Directions:
Find the line that contains "Parse this screenshot: output" in the entries below. Restate it and every line after it, word for word, with no pictures.

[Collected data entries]
──────────
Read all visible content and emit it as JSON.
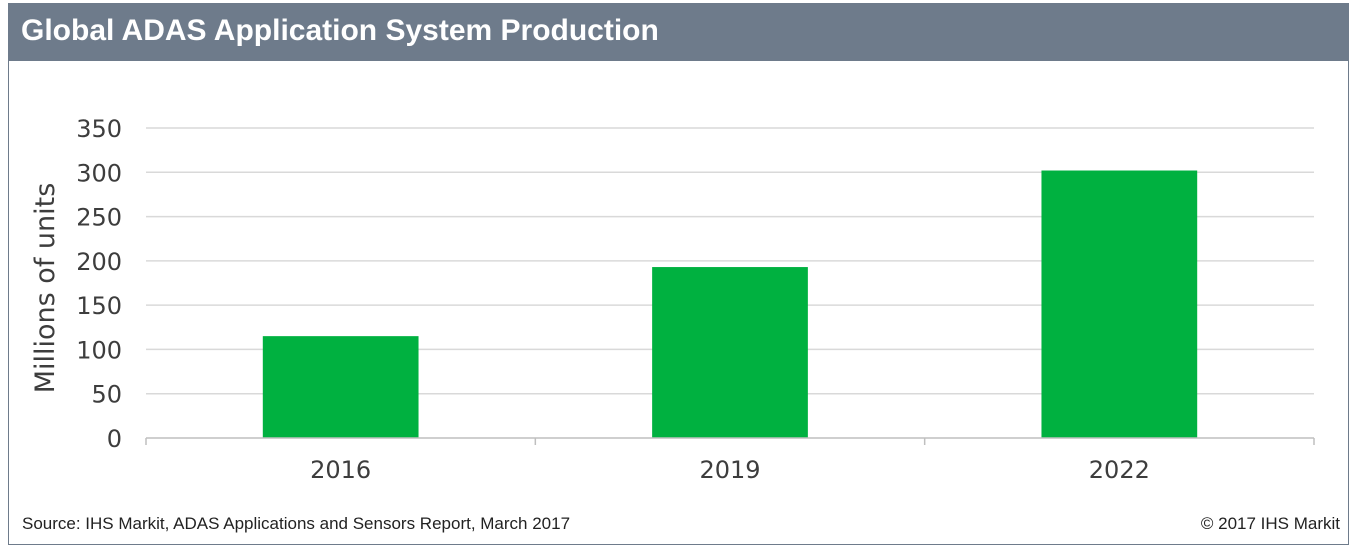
{
  "header": {
    "title": "Global ADAS Application System Production"
  },
  "chart_data": {
    "type": "bar",
    "title": "Global ADAS Application System Production",
    "xlabel": "",
    "ylabel": "Millions of units",
    "categories": [
      "2016",
      "2019",
      "2022"
    ],
    "values": [
      115,
      193,
      302
    ],
    "ylim": [
      0,
      350
    ],
    "yticks": [
      0,
      50,
      100,
      150,
      200,
      250,
      300,
      350
    ],
    "grid": true,
    "legend": "none",
    "colors": {
      "bar": "#00b140",
      "grid": "#d9d9d9",
      "axis": "#bfbfbf"
    }
  },
  "footer": {
    "source": "Source: IHS Markit, ADAS Applications and Sensors Report, March 2017",
    "copyright": "© 2017 IHS Markit"
  }
}
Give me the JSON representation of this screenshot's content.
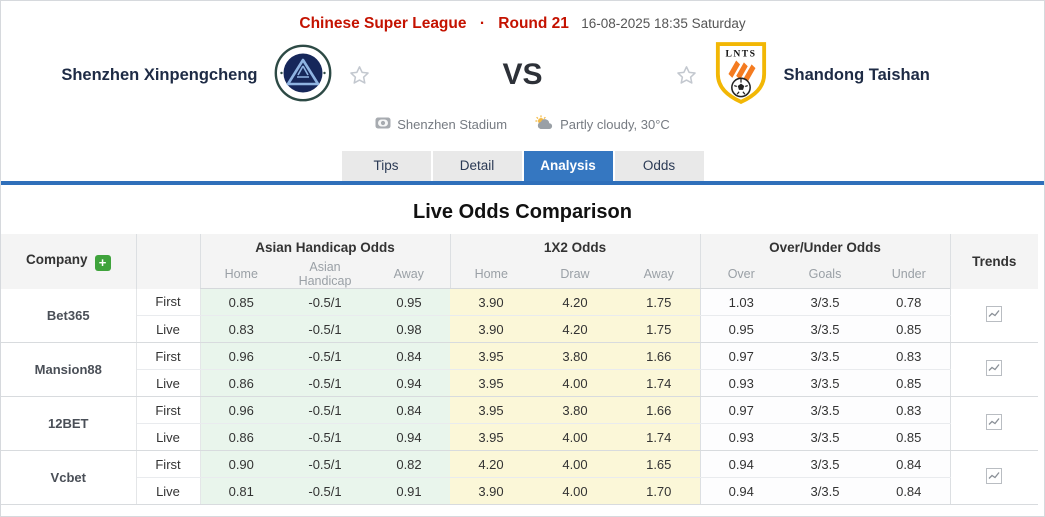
{
  "colors": {
    "accent_red": "#c41200",
    "tab_active_blue": "#3577c1",
    "underline_blue": "#2f6fba",
    "handicap_green_bg": "#e9f5ec",
    "x12_yellow_bg": "#fbf7d8",
    "plus_green": "#3fa33c"
  },
  "header": {
    "league": "Chinese Super League",
    "dot": "·",
    "round": "Round 21",
    "datetime": "16-08-2025 18:35 Saturday",
    "home_team": "Shenzhen Xinpengcheng",
    "vs": "VS",
    "away_team": "Shandong Taishan",
    "venue": "Shenzhen Stadium",
    "weather": "Partly cloudy, 30°C"
  },
  "tabs": [
    {
      "label": "Tips",
      "active": false
    },
    {
      "label": "Detail",
      "active": false
    },
    {
      "label": "Analysis",
      "active": true
    },
    {
      "label": "Odds",
      "active": false
    }
  ],
  "section_title": "Live Odds Comparison",
  "odds_table": {
    "company_header": "Company",
    "add_company_label": "+",
    "trends_header": "Trends",
    "groups": [
      {
        "label": "Asian Handicap Odds",
        "cols": [
          "Home",
          "Asian Handicap",
          "Away"
        ]
      },
      {
        "label": "1X2 Odds",
        "cols": [
          "Home",
          "Draw",
          "Away"
        ]
      },
      {
        "label": "Over/Under Odds",
        "cols": [
          "Over",
          "Goals",
          "Under"
        ]
      }
    ],
    "rows": [
      {
        "company": "Bet365",
        "lines": [
          {
            "type": "First",
            "ah": [
              "0.85",
              "-0.5/1",
              "0.95"
            ],
            "x12": [
              "3.90",
              "4.20",
              "1.75"
            ],
            "ou": [
              "1.03",
              "3/3.5",
              "0.78"
            ]
          },
          {
            "type": "Live",
            "ah": [
              "0.83",
              "-0.5/1",
              "0.98"
            ],
            "x12": [
              "3.90",
              "4.20",
              "1.75"
            ],
            "ou": [
              "0.95",
              "3/3.5",
              "0.85"
            ]
          }
        ]
      },
      {
        "company": "Mansion88",
        "lines": [
          {
            "type": "First",
            "ah": [
              "0.96",
              "-0.5/1",
              "0.84"
            ],
            "x12": [
              "3.95",
              "3.80",
              "1.66"
            ],
            "ou": [
              "0.97",
              "3/3.5",
              "0.83"
            ]
          },
          {
            "type": "Live",
            "ah": [
              "0.86",
              "-0.5/1",
              "0.94"
            ],
            "x12": [
              "3.95",
              "4.00",
              "1.74"
            ],
            "ou": [
              "0.93",
              "3/3.5",
              "0.85"
            ]
          }
        ]
      },
      {
        "company": "12BET",
        "lines": [
          {
            "type": "First",
            "ah": [
              "0.96",
              "-0.5/1",
              "0.84"
            ],
            "x12": [
              "3.95",
              "3.80",
              "1.66"
            ],
            "ou": [
              "0.97",
              "3/3.5",
              "0.83"
            ]
          },
          {
            "type": "Live",
            "ah": [
              "0.86",
              "-0.5/1",
              "0.94"
            ],
            "x12": [
              "3.95",
              "4.00",
              "1.74"
            ],
            "ou": [
              "0.93",
              "3/3.5",
              "0.85"
            ]
          }
        ]
      },
      {
        "company": "Vcbet",
        "lines": [
          {
            "type": "First",
            "ah": [
              "0.90",
              "-0.5/1",
              "0.82"
            ],
            "x12": [
              "4.20",
              "4.00",
              "1.65"
            ],
            "ou": [
              "0.94",
              "3/3.5",
              "0.84"
            ]
          },
          {
            "type": "Live",
            "ah": [
              "0.81",
              "-0.5/1",
              "0.91"
            ],
            "x12": [
              "3.90",
              "4.00",
              "1.70"
            ],
            "ou": [
              "0.94",
              "3/3.5",
              "0.84"
            ]
          }
        ]
      }
    ]
  }
}
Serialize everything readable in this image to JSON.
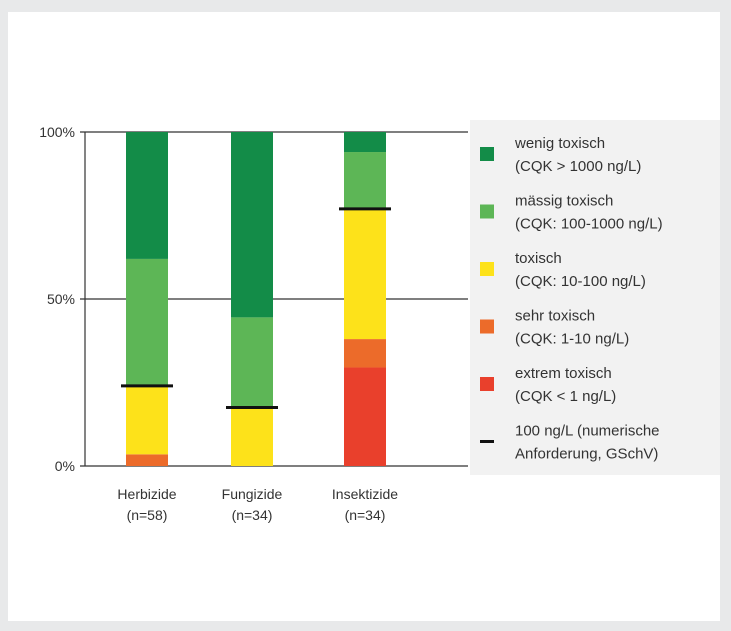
{
  "chart_data": {
    "type": "bar",
    "stacked": true,
    "categories": [
      "Herbizide",
      "Fungizide",
      "Insektizide"
    ],
    "category_counts": [
      "(n=58)",
      "(n=34)",
      "(n=34)"
    ],
    "ylim": [
      0,
      100
    ],
    "y_ticks": [
      {
        "value": 0,
        "label": "0%"
      },
      {
        "value": 50,
        "label": "50%"
      },
      {
        "value": 100,
        "label": "100%"
      }
    ],
    "series": [
      {
        "name": "extrem toxisch (CQK < 1 ng/L)",
        "color": "#e9402c",
        "values": [
          0,
          0,
          29.5
        ]
      },
      {
        "name": "sehr toxisch (CQK: 1-10 ng/L)",
        "color": "#ec6b2a",
        "values": [
          3.5,
          0,
          8.5
        ]
      },
      {
        "name": "toxisch (CQK: 10-100 ng/L)",
        "color": "#fde21a",
        "values": [
          20.5,
          17.5,
          39
        ]
      },
      {
        "name": "mässig toxisch (CQK: 100-1000 ng/L)",
        "color": "#5db656",
        "values": [
          38,
          27,
          17
        ]
      },
      {
        "name": "wenig toxisch (CQK > 1000 ng/L)",
        "color": "#138c48",
        "values": [
          38,
          55.5,
          6
        ]
      }
    ],
    "threshold_markers": {
      "name": "100 ng/L (numerische Anforderung, GSchV)",
      "color": "#111111",
      "values": [
        24,
        17.5,
        77
      ]
    },
    "grid": "horizontal at 50%",
    "legend_position": "right"
  },
  "legend": {
    "items": [
      {
        "line1": "wenig toxisch",
        "line2": "(CQK > 1000 ng/L)",
        "color": "#138c48",
        "kind": "box"
      },
      {
        "line1": "mässig toxisch",
        "line2": "(CQK: 100-1000 ng/L)",
        "color": "#5db656",
        "kind": "box"
      },
      {
        "line1": "toxisch",
        "line2": "(CQK: 10-100 ng/L)",
        "color": "#fde21a",
        "kind": "box"
      },
      {
        "line1": "sehr toxisch",
        "line2": "(CQK: 1-10 ng/L)",
        "color": "#ec6b2a",
        "kind": "box"
      },
      {
        "line1": "extrem toxisch",
        "line2": "(CQK < 1 ng/L)",
        "color": "#e9402c",
        "kind": "box"
      },
      {
        "line1": "100 ng/L (numerische",
        "line2": "Anforderung, GSchV)",
        "color": "#111111",
        "kind": "line"
      }
    ]
  }
}
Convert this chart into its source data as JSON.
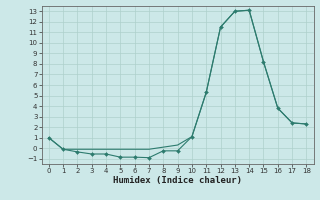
{
  "title": "",
  "xlabel": "Humidex (Indice chaleur)",
  "x": [
    0,
    1,
    2,
    3,
    4,
    5,
    6,
    7,
    8,
    9,
    10,
    11,
    12,
    13,
    14,
    15,
    16,
    17,
    18
  ],
  "y_main": [
    1.0,
    -0.1,
    -0.35,
    -0.55,
    -0.55,
    -0.85,
    -0.85,
    -0.9,
    -0.25,
    -0.25,
    1.1,
    5.3,
    11.5,
    13.0,
    13.1,
    8.2,
    3.8,
    2.4,
    2.3
  ],
  "y_upper": [
    1.0,
    -0.1,
    -0.1,
    -0.1,
    -0.1,
    -0.1,
    -0.1,
    -0.1,
    0.1,
    0.3,
    1.1,
    5.3,
    11.5,
    13.0,
    13.1,
    8.2,
    3.8,
    2.4,
    2.3
  ],
  "color": "#2d7b6e",
  "bg_color": "#cce8e8",
  "grid_color": "#aed0cc",
  "ylim": [
    -1.5,
    13.5
  ],
  "xlim": [
    -0.5,
    18.5
  ],
  "yticks": [
    -1,
    0,
    1,
    2,
    3,
    4,
    5,
    6,
    7,
    8,
    9,
    10,
    11,
    12,
    13
  ],
  "xticks": [
    0,
    1,
    2,
    3,
    4,
    5,
    6,
    7,
    8,
    9,
    10,
    11,
    12,
    13,
    14,
    15,
    16,
    17,
    18
  ],
  "tick_fontsize": 5.0,
  "xlabel_fontsize": 6.5
}
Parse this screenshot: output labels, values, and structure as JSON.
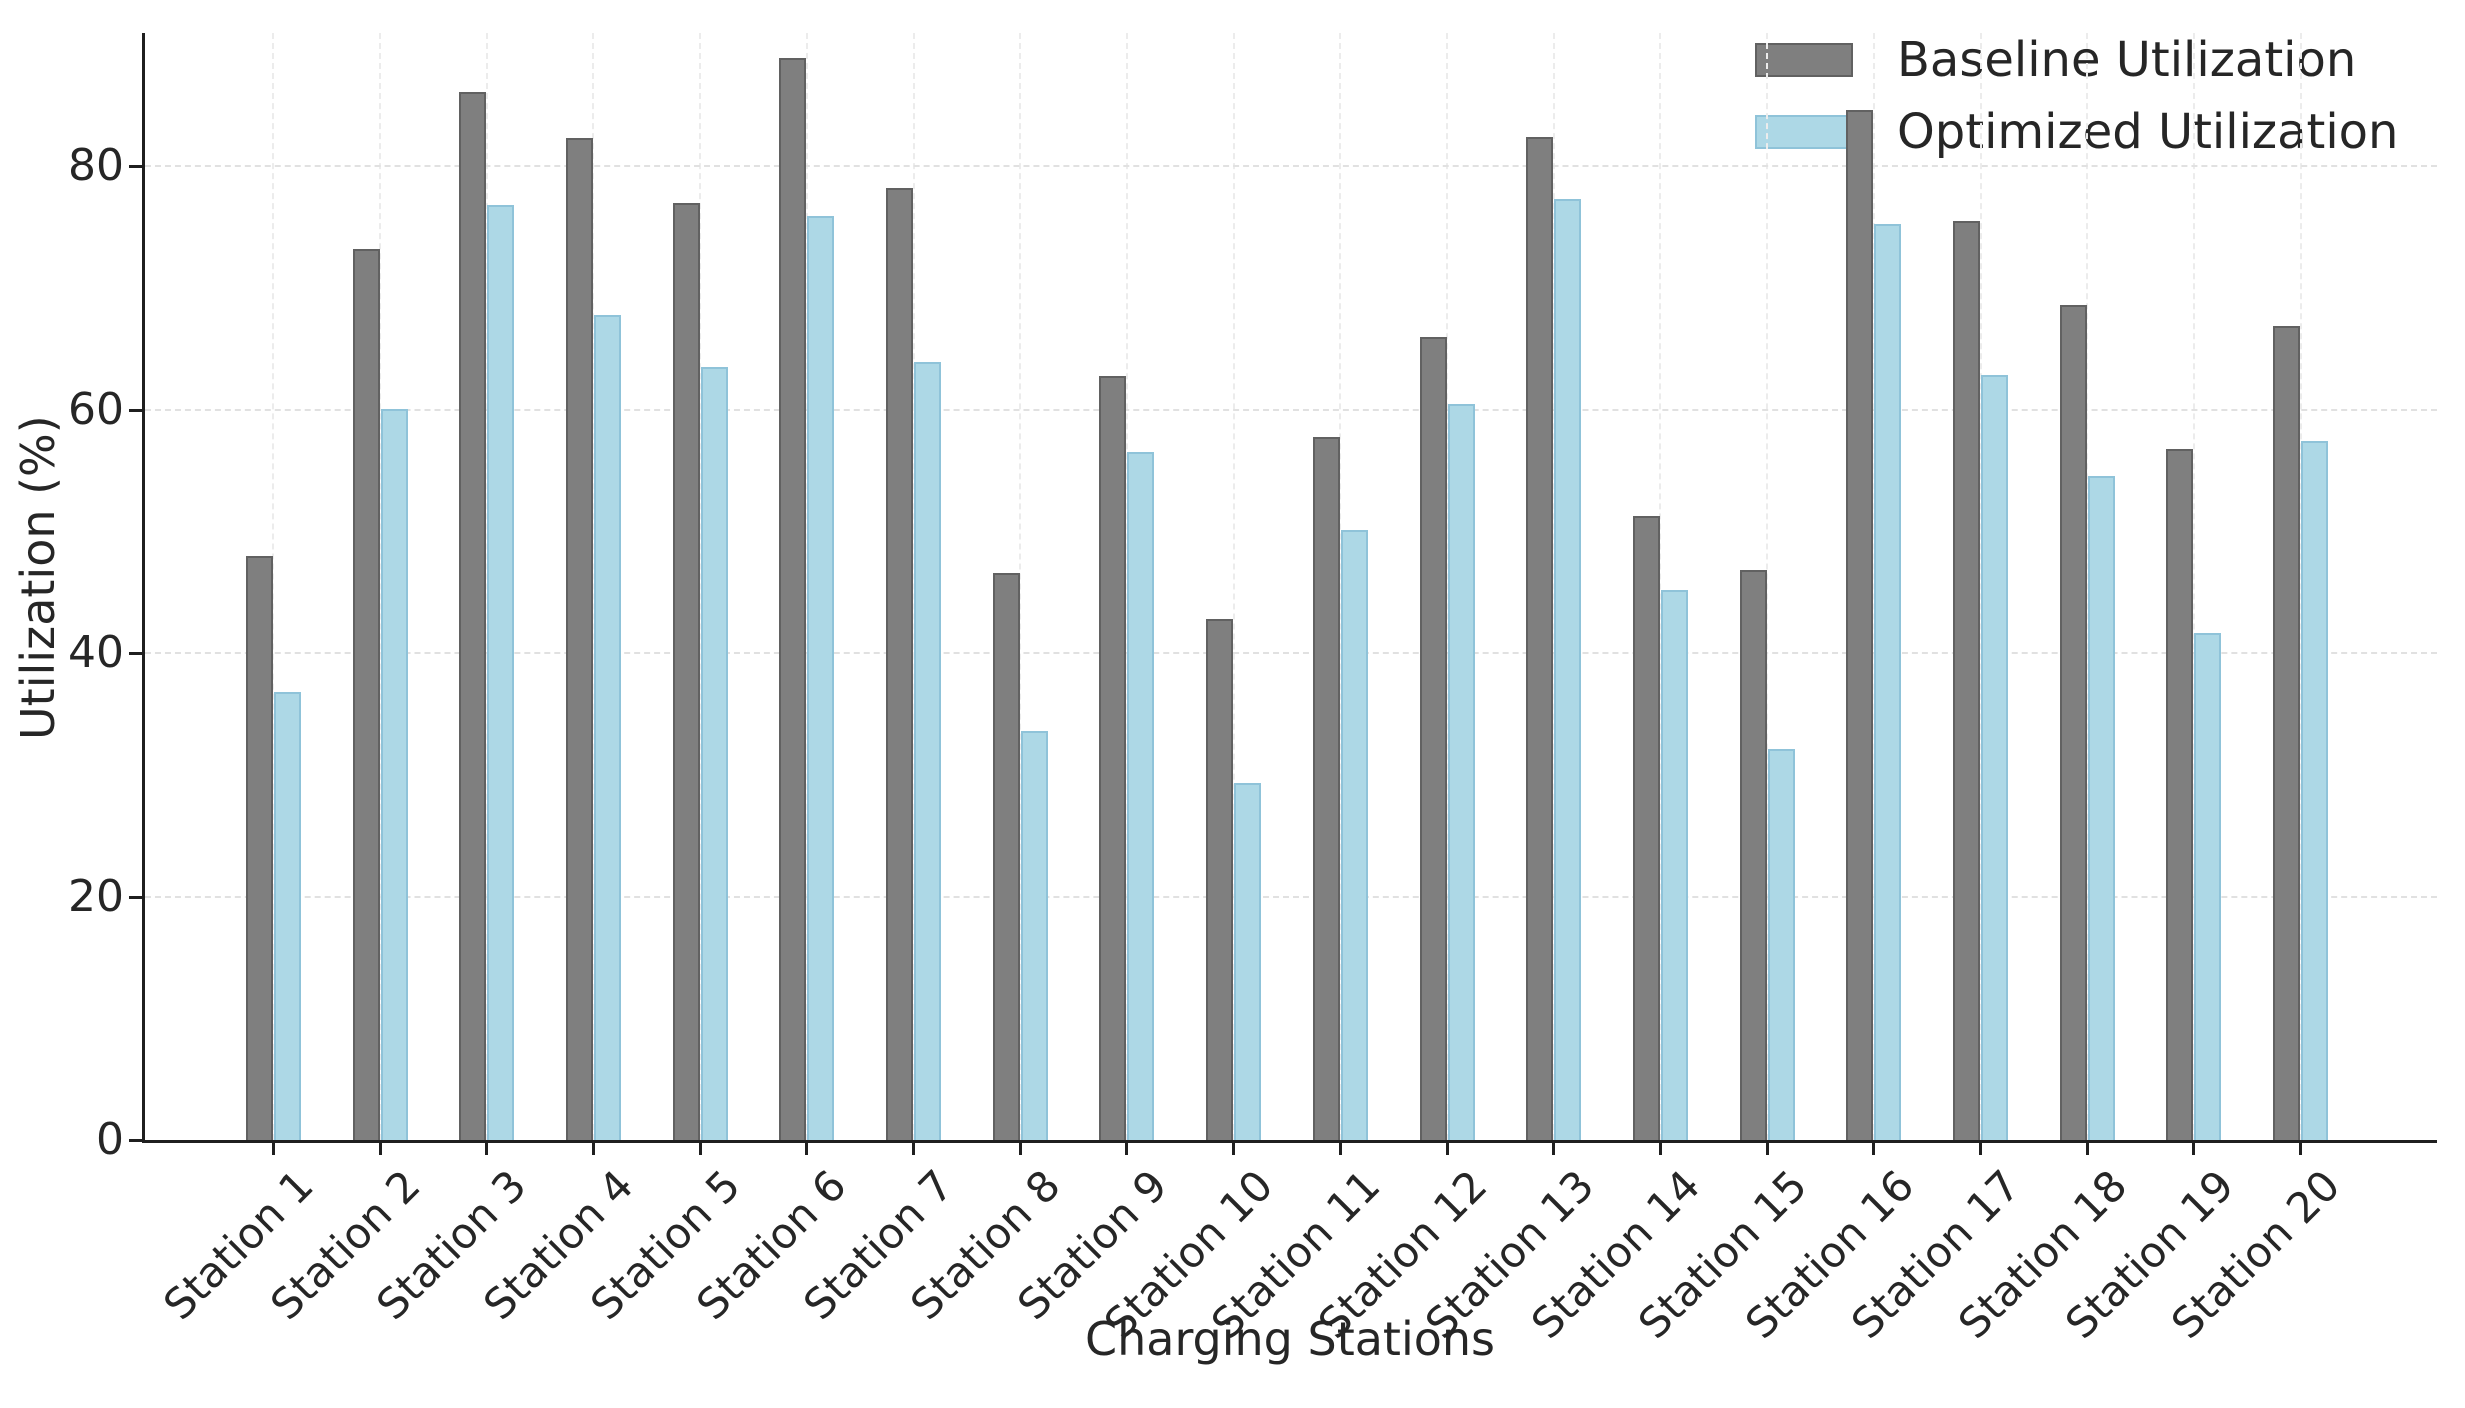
{
  "figure": {
    "background": "#ffffff",
    "text_color": "#262626",
    "spine_color": "#1f1f1f",
    "grid_color_h": "#e1e1e1",
    "grid_color_v": "#ececec"
  },
  "chart_data": {
    "type": "bar",
    "title": "",
    "xlabel": "Charging Stations",
    "ylabel": "Utilization (%)",
    "categories": [
      "Station 1",
      "Station 2",
      "Station 3",
      "Station 4",
      "Station 5",
      "Station 6",
      "Station 7",
      "Station 8",
      "Station 9",
      "Station 10",
      "Station 11",
      "Station 12",
      "Station 13",
      "Station 14",
      "Station 15",
      "Station 16",
      "Station 17",
      "Station 18",
      "Station 19",
      "Station 20"
    ],
    "series": [
      {
        "name": "Baseline Utilization",
        "color": "#7f7f7f",
        "edge_color": "#616161",
        "values": [
          48.0,
          73.2,
          86.1,
          82.3,
          77.0,
          88.9,
          78.2,
          46.6,
          62.8,
          42.8,
          57.8,
          66.0,
          82.4,
          51.3,
          46.8,
          84.6,
          75.5,
          68.6,
          56.8,
          66.9
        ]
      },
      {
        "name": "Optimized Utilization",
        "color": "#add8e6",
        "edge_color": "#8fc3d9",
        "values": [
          36.8,
          60.1,
          76.8,
          67.8,
          63.5,
          75.9,
          63.9,
          33.6,
          56.5,
          29.3,
          50.1,
          60.5,
          77.3,
          45.2,
          32.1,
          75.3,
          62.9,
          54.6,
          41.7,
          57.4
        ]
      }
    ],
    "yticks": [
      0,
      20,
      40,
      60,
      80
    ],
    "ylim": [
      0,
      91
    ],
    "grid": true,
    "legend_position": "upper right"
  }
}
──────────
Solution for this task:
Parse this screenshot: output labels, values, and structure as JSON.
{
  "figure": {
    "background": "#ffffff",
    "text_color": "#262626",
    "spine_color": "#1f1f1f",
    "grid_color_h": "#e1e1e1",
    "grid_color_v": "#ececec"
  },
  "chart_data": {
    "type": "bar",
    "title": "",
    "xlabel": "Charging Stations",
    "ylabel": "Utilization (%)",
    "categories": [
      "Station 1",
      "Station 2",
      "Station 3",
      "Station 4",
      "Station 5",
      "Station 6",
      "Station 7",
      "Station 8",
      "Station 9",
      "Station 10",
      "Station 11",
      "Station 12",
      "Station 13",
      "Station 14",
      "Station 15",
      "Station 16",
      "Station 17",
      "Station 18",
      "Station 19",
      "Station 20"
    ],
    "series": [
      {
        "name": "Baseline Utilization",
        "color": "#7f7f7f",
        "edge_color": "#616161",
        "values": [
          48.0,
          73.2,
          86.1,
          82.3,
          77.0,
          88.9,
          78.2,
          46.6,
          62.8,
          42.8,
          57.8,
          66.0,
          82.4,
          51.3,
          46.8,
          84.6,
          75.5,
          68.6,
          56.8,
          66.9
        ]
      },
      {
        "name": "Optimized Utilization",
        "color": "#add8e6",
        "edge_color": "#8fc3d9",
        "values": [
          36.8,
          60.1,
          76.8,
          67.8,
          63.5,
          75.9,
          63.9,
          33.6,
          56.5,
          29.3,
          50.1,
          60.5,
          77.3,
          45.2,
          32.1,
          75.3,
          62.9,
          54.6,
          41.7,
          57.4
        ]
      }
    ],
    "yticks": [
      0,
      20,
      40,
      60,
      80
    ],
    "ylim": [
      0,
      91
    ],
    "grid": true,
    "legend_position": "upper right"
  }
}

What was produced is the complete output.